▶ Requirement
Could you put the lines below into a numbered list, skipping blank lines and leaving out the pictures?

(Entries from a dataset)
§
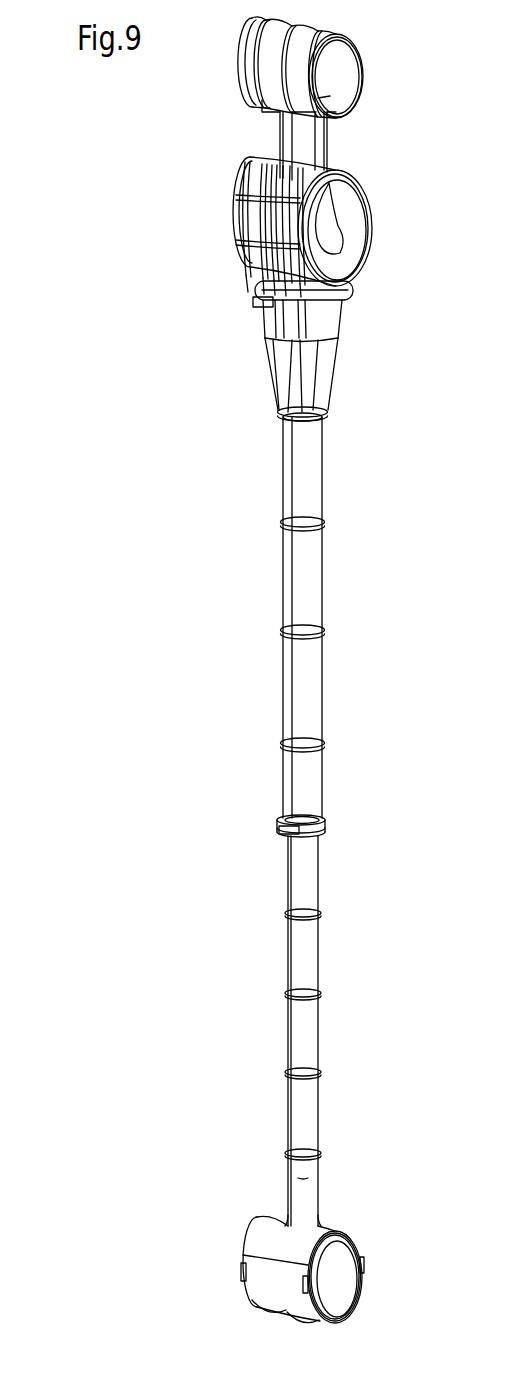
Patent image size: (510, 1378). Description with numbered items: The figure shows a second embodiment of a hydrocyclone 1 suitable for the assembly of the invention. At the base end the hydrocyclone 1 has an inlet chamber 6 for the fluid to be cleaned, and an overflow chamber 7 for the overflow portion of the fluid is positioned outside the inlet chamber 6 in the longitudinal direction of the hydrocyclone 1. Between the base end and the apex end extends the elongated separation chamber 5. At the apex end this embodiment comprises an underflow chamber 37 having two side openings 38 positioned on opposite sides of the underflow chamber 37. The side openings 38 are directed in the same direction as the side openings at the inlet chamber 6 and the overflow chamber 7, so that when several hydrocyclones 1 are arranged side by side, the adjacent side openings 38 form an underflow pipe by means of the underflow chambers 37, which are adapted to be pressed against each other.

The hydrocyclone 1 is at (170, 750).
The separation chamber 5 is at (307, 580).
The inlet chamber 6 is at (347, 247).
The overflow chamber 7 is at (340, 92).
The underflow chamber 37 is at (335, 1287).
The side openings 38 is at (347, 1233).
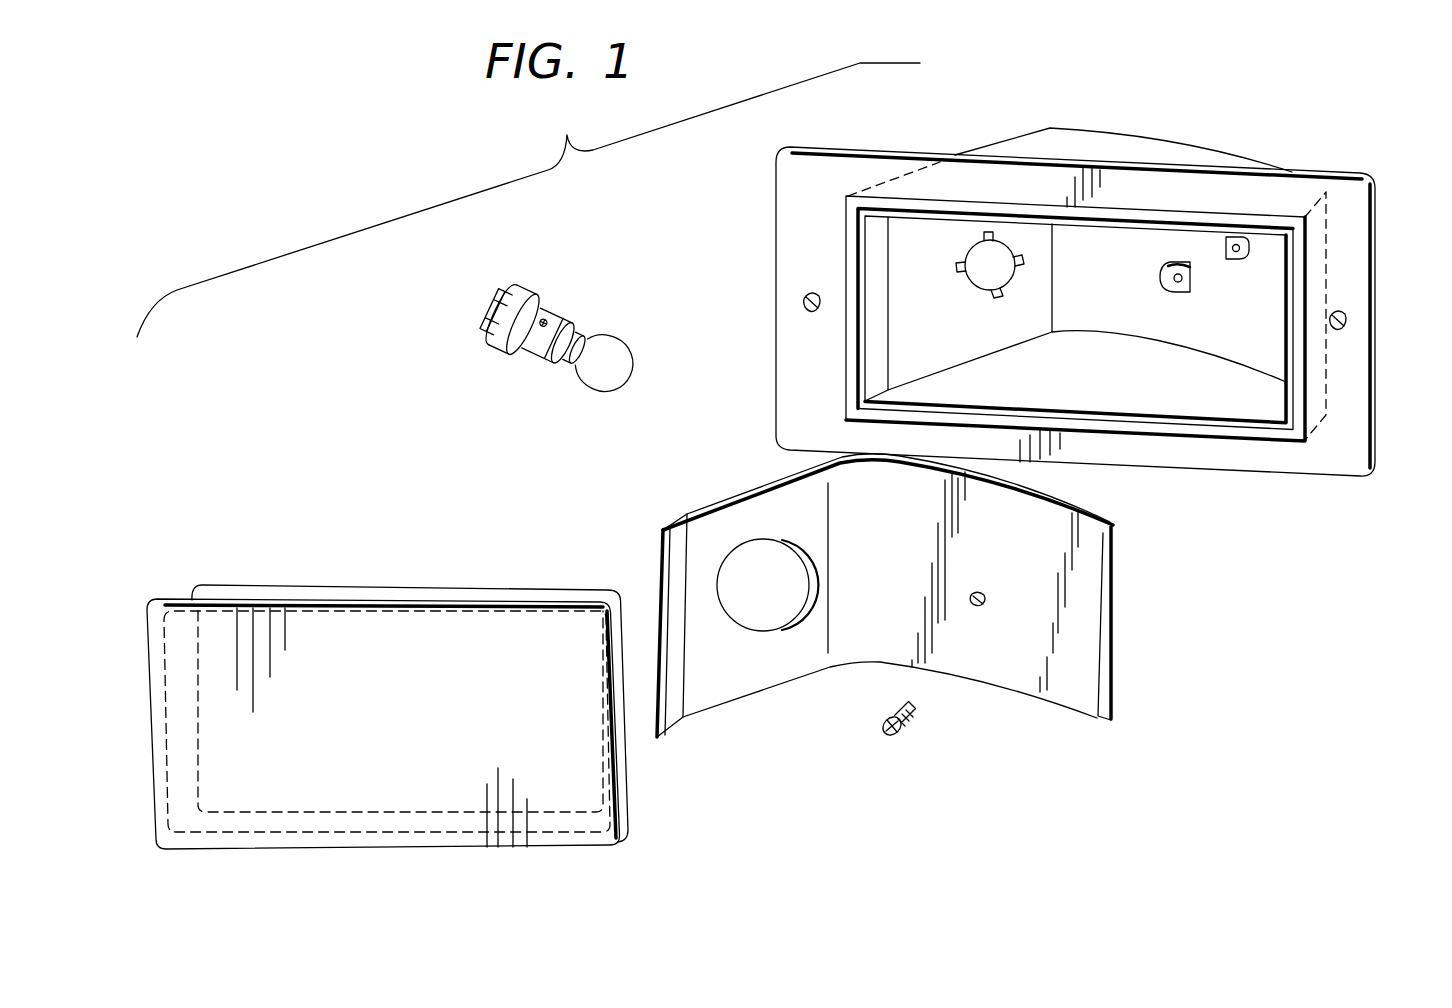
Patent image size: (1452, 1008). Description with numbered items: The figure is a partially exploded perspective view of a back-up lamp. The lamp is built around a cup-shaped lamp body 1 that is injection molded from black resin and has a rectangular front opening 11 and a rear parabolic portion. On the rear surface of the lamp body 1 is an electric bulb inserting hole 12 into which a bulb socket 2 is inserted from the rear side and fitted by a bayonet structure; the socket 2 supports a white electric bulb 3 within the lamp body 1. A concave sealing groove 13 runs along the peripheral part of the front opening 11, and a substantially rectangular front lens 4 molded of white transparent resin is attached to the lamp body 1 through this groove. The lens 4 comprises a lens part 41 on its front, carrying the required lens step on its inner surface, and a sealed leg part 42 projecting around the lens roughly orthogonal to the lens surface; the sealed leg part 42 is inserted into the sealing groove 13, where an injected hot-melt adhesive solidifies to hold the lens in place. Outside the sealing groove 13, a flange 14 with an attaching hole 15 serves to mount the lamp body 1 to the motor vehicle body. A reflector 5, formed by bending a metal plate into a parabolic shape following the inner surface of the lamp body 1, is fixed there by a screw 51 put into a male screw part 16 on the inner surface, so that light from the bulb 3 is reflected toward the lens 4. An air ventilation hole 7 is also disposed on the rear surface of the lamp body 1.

The lamp body 1 is at (1060, 150).
The bulb socket 2 is at (543, 303).
The electric bulb 3 is at (594, 367).
The front lens 4 is at (268, 601).
The lens part 41 is at (438, 797).
The sealed leg part 42 is at (470, 590).
The reflector 5 is at (877, 653).
The screw 51 is at (903, 727).
The air ventilation hole 7 is at (1239, 240).
The front opening 11 is at (1207, 400).
The electric bulb inserting hole 12 is at (973, 263).
The sealing groove 13 is at (1145, 425).
The flange 14 is at (1358, 436).
The attaching hole 15 is at (1350, 314).
The male screw part 16 is at (1165, 282).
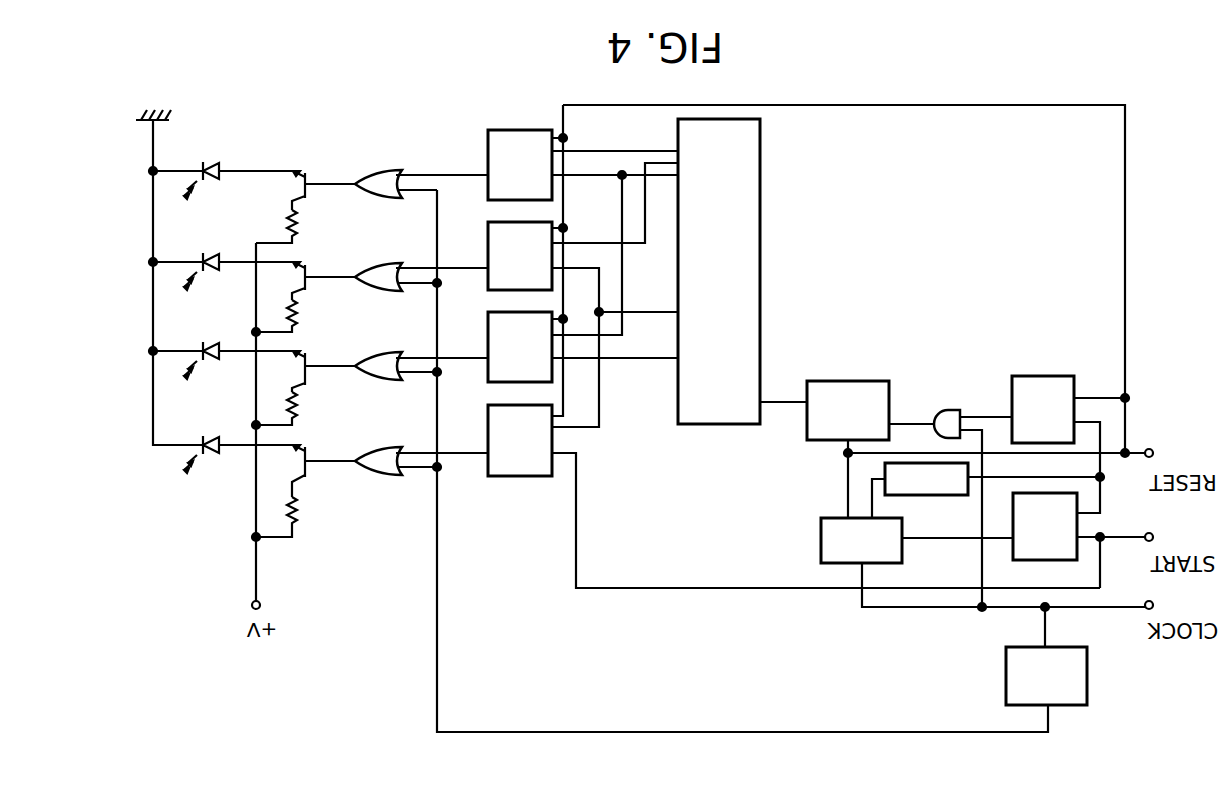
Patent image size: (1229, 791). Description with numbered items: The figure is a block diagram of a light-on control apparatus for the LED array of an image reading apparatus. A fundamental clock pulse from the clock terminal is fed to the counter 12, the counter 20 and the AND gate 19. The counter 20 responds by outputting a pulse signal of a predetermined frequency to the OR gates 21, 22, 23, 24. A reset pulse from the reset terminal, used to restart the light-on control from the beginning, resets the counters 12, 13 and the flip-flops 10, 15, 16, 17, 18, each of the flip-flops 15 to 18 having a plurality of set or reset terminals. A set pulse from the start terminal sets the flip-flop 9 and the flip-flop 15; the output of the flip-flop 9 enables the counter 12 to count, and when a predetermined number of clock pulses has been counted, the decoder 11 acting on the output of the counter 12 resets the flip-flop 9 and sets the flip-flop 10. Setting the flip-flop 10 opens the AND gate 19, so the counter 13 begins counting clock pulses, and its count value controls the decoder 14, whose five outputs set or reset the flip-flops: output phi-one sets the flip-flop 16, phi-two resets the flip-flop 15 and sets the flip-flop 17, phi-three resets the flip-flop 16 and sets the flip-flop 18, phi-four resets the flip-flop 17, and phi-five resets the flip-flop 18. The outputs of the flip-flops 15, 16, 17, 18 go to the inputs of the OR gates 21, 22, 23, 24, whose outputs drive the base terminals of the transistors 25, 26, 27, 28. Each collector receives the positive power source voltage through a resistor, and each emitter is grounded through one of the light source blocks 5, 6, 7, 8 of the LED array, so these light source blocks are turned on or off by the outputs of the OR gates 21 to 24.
§
▶ Answer to the problem
1. Patent image size: (510, 1378). Description with numbered items: The figure shows a second embodiment of a hydrocyclone 1 suitable for the assembly of the invention. At the base end the hydrocyclone 1 has an inlet chamber 6 for the fluid to be cleaned, and an overflow chamber 7 for the overflow portion of the fluid is positioned outside the inlet chamber 6 in the longitudinal direction of the hydrocyclone 1. Between the base end and the apex end extends the elongated separation chamber 5. At the apex end this embodiment comprises an underflow chamber 37 having two side openings 38 positioned on opposite sides of the underflow chamber 37. The side openings 38 are directed in the same direction as the side openings at the inlet chamber 6 and the overflow chamber 7, so that when several hydrocyclones 1 are arranged side by side, the adjacent side openings 38 form an underflow pipe by means of the underflow chambers 37, which are adapted to be pressed against each other.
2. The hydrocyclone 1 is at (170, 750).
3. The separation chamber 5 is at (307, 580).
4. The inlet chamber 6 is at (347, 247).
5. The overflow chamber 7 is at (340, 92).
6. The underflow chamber 37 is at (335, 1287).
7. The side openings 38 is at (347, 1233).
8. Patent image size: (1452, 1008). Description with numbered items: The figure is a partially exploded perspective view of a back-up lamp. The lamp is built around a cup-shaped lamp body 1 that is injection molded from black resin and has a rectangular front opening 11 and a rear parabolic portion. On the rear surface of the lamp body 1 is an electric bulb inserting hole 12 into which a bulb socket 2 is inserted from the rear side and fitted by a bayonet structure; the socket 2 supports a white electric bulb 3 within the lamp body 1. A concave sealing groove 13 runs along the peripheral part of the front opening 11, and a substantially rectangular front lens 4 molded of white transparent resin is attached to the lamp body 1 through this groove. The lens 4 comprises a lens part 41 on its front, carrying the required lens step on its inner surface, and a sealed leg part 42 projecting around the lens roughly orthogonal to the lens surface; the sealed leg part 42 is inserted into the sealing groove 13, where an injected hot-melt adhesive solidifies to hold the lens in place. Outside the sealing groove 13, a flange 14 with an attaching hole 15 serves to mount the lamp body 1 to the motor vehicle body. A reflector 5, formed by bending a metal plate into a parabolic shape following the inner surface of the lamp body 1, is fixed there by a screw 51 put into a male screw part 16 on the inner surface, so that light from the bulb 3 is reflected toward the lens 4. An air ventilation hole 7 is also disposed on the rear surface of the lamp body 1.
9. The lamp body 1 is at (1060, 150).
10. The bulb socket 2 is at (543, 303).
11. The electric bulb 3 is at (594, 367).
12. The front lens 4 is at (268, 601).
13. The lens part 41 is at (438, 797).
14. The sealed leg part 42 is at (470, 590).
15. The reflector 5 is at (877, 653).
16. The screw 51 is at (903, 727).
17. The air ventilation hole 7 is at (1239, 240).
18. The front opening 11 is at (1207, 400).
19. The electric bulb inserting hole 12 is at (973, 263).
20. The sealing groove 13 is at (1145, 425).
21. The flange 14 is at (1358, 436).
22. The attaching hole 15 is at (1350, 314).
23. The male screw part 16 is at (1165, 282).
24. Patent image size: (1229, 791). Description with numbered items: The figure is a block diagram of a light-on control apparatus for the LED array of an image reading apparatus. A fundamental clock pulse from the clock terminal is fed to the counter 12, the counter 20 and the AND gate 19. The counter 20 responds by outputting a pulse signal of a predetermined frequency to the OR gates 21, 22, 23, 24. A reset pulse from the reset terminal, used to restart the light-on control from the beginning, resets the counters 12, 13 and the flip-flops 10, 15, 16, 17, 18, each of the flip-flops 15 to 18 having a plurality of set or reset terminals. A set pulse from the start terminal sets the flip-flop 9 and the flip-flop 15; the output of the flip-flop 9 enables the counter 12 to count, and when a predetermined number of clock pulses has been counted, the decoder 11 acting on the output of the counter 12 resets the flip-flop 9 and sets the flip-flop 10. Setting the flip-flop 10 opens the AND gate 19, so the counter 13 begins counting clock pulses, and its count value controls the decoder 14, whose five outputs set or reset the flip-flops: output phi-one sets the flip-flop 16, phi-two resets the flip-flop 15 and sets the flip-flop 17, phi-three resets the flip-flop 16 and sets the flip-flop 18, phi-four resets the flip-flop 17, and phi-five resets the flip-flop 18. The outputs of the flip-flops 15, 16, 17, 18 go to the inputs of the OR gates 21, 22, 23, 24, whose outputs drive the base terminals of the transistors 25, 26, 27, 28. Each collector receives the positive power source voltage through a resistor, and each emitter is grounded through one of the light source blocks 5, 6, 7, 8 of the LED array, so these light source blocks are turned on or off by the outputs of the OR gates 21 to 24.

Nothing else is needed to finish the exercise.